What is being asked = Locate the string "content" in the listing below. Copy every line where it is found.

Dataset listings of figures:
::::

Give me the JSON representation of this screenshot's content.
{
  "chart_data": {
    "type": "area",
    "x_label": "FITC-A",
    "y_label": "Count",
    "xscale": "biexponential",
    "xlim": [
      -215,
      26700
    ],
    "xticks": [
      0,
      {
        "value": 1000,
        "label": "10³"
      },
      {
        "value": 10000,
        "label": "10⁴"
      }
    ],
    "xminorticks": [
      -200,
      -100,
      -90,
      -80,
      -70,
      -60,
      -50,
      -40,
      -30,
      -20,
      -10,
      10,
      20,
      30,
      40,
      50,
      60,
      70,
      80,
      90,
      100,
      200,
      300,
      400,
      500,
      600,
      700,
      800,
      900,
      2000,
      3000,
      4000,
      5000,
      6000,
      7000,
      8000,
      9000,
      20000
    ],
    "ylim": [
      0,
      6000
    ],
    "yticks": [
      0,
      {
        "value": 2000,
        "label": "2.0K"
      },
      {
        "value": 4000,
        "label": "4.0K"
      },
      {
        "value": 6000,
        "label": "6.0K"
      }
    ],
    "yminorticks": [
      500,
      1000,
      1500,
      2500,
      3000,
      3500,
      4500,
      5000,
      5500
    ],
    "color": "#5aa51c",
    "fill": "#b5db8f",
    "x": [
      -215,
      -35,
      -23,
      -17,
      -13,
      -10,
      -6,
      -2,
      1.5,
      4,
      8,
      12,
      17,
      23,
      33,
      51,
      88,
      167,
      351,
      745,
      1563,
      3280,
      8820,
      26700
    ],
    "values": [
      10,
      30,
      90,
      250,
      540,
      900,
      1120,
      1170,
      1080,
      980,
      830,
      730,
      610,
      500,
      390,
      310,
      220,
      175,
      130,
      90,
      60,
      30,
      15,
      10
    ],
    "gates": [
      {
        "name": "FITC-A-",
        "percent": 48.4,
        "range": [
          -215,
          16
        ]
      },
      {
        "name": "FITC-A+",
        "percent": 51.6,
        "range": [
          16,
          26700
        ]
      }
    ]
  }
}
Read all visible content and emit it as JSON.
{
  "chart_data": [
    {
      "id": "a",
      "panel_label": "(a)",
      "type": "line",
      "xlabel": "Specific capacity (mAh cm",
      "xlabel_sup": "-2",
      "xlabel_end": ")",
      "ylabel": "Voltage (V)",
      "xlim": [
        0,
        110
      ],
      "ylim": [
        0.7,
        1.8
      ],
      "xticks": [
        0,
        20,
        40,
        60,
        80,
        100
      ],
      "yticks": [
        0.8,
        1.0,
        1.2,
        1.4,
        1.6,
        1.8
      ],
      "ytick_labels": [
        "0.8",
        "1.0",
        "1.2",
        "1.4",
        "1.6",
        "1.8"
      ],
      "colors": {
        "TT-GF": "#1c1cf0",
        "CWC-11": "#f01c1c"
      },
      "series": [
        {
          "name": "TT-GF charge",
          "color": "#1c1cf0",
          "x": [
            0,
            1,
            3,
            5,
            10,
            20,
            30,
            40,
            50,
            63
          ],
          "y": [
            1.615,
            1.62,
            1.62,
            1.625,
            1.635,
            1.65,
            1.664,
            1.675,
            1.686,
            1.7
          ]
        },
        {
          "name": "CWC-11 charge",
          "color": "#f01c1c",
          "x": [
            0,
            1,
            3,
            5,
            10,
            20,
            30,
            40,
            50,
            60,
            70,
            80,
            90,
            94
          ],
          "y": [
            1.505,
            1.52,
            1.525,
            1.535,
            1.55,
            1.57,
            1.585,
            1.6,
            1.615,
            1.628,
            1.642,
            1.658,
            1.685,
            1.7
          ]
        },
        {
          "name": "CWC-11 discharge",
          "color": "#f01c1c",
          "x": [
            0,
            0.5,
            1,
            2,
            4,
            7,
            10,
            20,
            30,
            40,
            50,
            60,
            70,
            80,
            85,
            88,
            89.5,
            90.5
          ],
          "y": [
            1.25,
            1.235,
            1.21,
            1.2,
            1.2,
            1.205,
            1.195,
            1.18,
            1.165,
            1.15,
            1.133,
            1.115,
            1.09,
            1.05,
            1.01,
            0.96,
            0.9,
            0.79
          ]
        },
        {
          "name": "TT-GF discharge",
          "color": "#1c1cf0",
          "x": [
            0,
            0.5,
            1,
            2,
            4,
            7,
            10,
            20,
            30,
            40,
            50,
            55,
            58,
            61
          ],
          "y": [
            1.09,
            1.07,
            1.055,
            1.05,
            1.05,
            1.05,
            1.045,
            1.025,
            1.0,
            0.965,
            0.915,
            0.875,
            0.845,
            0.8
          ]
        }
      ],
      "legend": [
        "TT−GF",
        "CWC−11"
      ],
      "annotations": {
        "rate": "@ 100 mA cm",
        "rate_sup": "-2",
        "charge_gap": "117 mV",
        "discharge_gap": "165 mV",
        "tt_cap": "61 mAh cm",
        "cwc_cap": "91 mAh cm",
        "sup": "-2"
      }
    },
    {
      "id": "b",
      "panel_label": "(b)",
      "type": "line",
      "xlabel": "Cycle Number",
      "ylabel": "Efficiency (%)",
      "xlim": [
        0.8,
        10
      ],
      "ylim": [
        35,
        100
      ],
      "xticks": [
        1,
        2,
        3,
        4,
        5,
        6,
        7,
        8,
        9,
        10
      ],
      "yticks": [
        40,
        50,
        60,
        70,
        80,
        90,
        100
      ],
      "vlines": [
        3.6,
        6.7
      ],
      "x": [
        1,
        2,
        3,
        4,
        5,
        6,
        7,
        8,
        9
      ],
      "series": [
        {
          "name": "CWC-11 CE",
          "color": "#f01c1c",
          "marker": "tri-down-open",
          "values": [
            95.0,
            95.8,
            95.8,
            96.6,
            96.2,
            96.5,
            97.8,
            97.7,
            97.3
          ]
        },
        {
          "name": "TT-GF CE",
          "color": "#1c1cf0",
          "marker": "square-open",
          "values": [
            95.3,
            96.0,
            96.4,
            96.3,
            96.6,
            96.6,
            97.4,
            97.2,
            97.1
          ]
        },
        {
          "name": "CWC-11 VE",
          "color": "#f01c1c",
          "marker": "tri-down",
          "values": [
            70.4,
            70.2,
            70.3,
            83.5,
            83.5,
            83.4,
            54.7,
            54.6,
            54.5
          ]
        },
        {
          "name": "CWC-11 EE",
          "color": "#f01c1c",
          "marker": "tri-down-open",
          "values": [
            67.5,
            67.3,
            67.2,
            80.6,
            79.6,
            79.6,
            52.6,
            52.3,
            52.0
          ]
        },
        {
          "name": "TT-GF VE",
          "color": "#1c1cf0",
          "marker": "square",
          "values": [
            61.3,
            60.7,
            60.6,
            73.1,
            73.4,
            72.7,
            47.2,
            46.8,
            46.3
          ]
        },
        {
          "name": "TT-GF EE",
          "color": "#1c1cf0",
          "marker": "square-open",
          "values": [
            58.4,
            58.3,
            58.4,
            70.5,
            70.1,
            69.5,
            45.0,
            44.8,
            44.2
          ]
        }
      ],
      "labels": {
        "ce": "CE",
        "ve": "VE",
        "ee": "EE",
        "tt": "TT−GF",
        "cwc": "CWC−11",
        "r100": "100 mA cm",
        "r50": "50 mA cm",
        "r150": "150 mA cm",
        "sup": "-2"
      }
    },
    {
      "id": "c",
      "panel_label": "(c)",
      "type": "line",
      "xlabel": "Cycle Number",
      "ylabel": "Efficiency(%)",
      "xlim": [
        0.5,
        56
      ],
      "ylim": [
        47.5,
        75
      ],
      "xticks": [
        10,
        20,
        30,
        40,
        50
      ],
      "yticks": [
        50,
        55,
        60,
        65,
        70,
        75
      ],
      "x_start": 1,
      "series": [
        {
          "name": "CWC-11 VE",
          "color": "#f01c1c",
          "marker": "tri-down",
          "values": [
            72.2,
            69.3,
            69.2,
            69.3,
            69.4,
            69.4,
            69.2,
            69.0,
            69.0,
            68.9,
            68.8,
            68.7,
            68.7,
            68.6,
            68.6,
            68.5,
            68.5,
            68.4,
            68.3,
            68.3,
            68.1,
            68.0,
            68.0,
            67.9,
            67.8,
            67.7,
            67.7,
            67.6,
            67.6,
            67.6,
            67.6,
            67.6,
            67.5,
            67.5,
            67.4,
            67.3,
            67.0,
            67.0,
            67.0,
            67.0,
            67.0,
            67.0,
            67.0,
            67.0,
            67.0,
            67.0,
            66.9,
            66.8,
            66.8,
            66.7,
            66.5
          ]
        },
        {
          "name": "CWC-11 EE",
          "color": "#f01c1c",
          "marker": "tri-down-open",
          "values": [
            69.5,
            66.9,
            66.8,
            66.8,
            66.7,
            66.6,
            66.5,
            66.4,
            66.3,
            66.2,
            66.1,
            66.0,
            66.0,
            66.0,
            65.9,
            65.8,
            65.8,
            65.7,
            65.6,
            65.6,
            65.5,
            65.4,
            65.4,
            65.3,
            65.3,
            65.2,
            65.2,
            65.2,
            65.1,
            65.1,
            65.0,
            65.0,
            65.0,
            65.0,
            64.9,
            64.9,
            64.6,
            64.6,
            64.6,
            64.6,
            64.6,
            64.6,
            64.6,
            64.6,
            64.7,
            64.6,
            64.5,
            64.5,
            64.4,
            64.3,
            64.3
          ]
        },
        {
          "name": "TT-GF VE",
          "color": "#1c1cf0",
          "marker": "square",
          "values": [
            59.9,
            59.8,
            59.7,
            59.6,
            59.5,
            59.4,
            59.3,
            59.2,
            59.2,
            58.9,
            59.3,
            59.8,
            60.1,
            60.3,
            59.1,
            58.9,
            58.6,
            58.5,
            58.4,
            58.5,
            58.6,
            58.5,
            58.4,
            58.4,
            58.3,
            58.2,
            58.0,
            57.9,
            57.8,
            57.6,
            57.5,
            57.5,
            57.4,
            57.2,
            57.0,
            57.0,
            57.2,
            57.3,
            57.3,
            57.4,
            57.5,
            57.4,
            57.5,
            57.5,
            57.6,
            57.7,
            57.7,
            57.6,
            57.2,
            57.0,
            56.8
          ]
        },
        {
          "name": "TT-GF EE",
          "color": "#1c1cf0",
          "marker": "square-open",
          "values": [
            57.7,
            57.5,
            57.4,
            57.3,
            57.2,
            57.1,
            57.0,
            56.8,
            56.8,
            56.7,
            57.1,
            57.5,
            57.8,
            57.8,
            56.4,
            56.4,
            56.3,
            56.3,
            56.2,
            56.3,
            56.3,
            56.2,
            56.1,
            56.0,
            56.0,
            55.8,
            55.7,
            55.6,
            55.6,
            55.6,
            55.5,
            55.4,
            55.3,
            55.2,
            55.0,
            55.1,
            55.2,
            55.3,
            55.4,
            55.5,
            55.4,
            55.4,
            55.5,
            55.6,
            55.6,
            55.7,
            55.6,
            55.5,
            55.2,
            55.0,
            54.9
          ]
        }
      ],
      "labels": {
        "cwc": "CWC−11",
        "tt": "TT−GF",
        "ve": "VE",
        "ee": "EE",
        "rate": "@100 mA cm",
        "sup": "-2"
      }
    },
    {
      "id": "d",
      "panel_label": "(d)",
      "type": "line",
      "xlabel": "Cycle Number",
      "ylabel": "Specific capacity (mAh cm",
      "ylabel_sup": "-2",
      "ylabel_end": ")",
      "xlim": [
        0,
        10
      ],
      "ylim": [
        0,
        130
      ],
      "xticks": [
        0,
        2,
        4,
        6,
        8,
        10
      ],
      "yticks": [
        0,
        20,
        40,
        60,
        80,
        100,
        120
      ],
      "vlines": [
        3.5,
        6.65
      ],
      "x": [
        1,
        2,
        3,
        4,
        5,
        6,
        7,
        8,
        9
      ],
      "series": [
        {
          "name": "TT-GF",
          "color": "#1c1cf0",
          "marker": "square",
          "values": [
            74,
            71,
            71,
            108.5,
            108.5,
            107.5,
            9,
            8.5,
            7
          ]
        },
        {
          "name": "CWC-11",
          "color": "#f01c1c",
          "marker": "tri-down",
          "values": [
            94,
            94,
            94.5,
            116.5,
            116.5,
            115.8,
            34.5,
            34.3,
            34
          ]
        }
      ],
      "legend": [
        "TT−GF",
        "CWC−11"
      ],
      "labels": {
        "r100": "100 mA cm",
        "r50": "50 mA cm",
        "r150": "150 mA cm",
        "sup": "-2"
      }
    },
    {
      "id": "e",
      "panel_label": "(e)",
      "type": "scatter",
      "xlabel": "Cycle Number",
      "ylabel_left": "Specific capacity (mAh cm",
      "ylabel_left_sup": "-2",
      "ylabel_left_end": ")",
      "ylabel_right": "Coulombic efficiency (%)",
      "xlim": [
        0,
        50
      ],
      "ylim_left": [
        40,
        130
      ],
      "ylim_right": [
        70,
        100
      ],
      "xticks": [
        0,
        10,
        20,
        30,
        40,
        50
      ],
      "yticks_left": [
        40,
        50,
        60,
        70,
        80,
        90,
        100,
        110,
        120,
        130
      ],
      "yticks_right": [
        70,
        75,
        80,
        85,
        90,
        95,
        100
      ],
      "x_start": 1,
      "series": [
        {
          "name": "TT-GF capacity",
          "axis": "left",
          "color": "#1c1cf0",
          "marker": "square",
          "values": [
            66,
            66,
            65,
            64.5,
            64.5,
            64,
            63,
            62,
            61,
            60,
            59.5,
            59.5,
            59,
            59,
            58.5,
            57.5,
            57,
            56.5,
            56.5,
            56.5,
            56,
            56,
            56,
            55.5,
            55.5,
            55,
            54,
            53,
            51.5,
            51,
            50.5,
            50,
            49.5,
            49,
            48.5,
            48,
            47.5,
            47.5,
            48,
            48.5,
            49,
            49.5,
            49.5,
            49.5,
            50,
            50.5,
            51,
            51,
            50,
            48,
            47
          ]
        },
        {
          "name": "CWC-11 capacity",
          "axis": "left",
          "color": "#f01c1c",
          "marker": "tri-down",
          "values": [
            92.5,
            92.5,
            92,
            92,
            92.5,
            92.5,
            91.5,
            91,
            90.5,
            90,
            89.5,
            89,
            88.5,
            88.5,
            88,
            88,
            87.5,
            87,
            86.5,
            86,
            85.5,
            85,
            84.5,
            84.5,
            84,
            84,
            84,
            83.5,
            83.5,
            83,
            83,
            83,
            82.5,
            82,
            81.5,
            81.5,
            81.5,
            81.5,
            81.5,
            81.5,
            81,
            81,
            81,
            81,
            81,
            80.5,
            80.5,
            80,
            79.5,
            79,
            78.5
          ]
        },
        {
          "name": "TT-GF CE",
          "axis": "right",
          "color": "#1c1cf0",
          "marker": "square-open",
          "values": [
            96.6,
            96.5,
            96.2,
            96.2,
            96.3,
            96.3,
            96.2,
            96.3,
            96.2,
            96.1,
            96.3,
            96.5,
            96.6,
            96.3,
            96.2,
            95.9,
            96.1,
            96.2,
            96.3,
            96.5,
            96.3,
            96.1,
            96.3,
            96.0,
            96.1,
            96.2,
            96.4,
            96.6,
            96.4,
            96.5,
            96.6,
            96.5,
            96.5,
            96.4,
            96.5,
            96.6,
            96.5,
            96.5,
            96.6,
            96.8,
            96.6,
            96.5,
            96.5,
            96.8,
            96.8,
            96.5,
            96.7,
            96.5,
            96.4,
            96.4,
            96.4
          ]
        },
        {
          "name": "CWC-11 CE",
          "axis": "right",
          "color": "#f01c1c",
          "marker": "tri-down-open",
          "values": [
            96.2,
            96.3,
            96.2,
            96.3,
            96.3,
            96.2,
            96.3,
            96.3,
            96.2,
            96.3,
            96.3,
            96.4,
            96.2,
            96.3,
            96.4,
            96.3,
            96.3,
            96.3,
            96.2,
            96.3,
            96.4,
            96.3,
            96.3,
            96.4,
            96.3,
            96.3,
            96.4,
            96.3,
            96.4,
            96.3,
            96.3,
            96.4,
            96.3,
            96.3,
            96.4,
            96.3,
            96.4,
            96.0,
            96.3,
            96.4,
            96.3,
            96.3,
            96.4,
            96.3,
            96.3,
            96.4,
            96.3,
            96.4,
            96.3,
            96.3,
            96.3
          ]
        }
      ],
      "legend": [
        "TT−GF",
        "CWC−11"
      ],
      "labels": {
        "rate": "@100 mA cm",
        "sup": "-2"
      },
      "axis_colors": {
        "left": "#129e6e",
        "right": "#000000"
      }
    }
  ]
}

::::

Output for this task =
Give me the JSON representation of this screenshot's content.
Read all visible content and emit it as JSON.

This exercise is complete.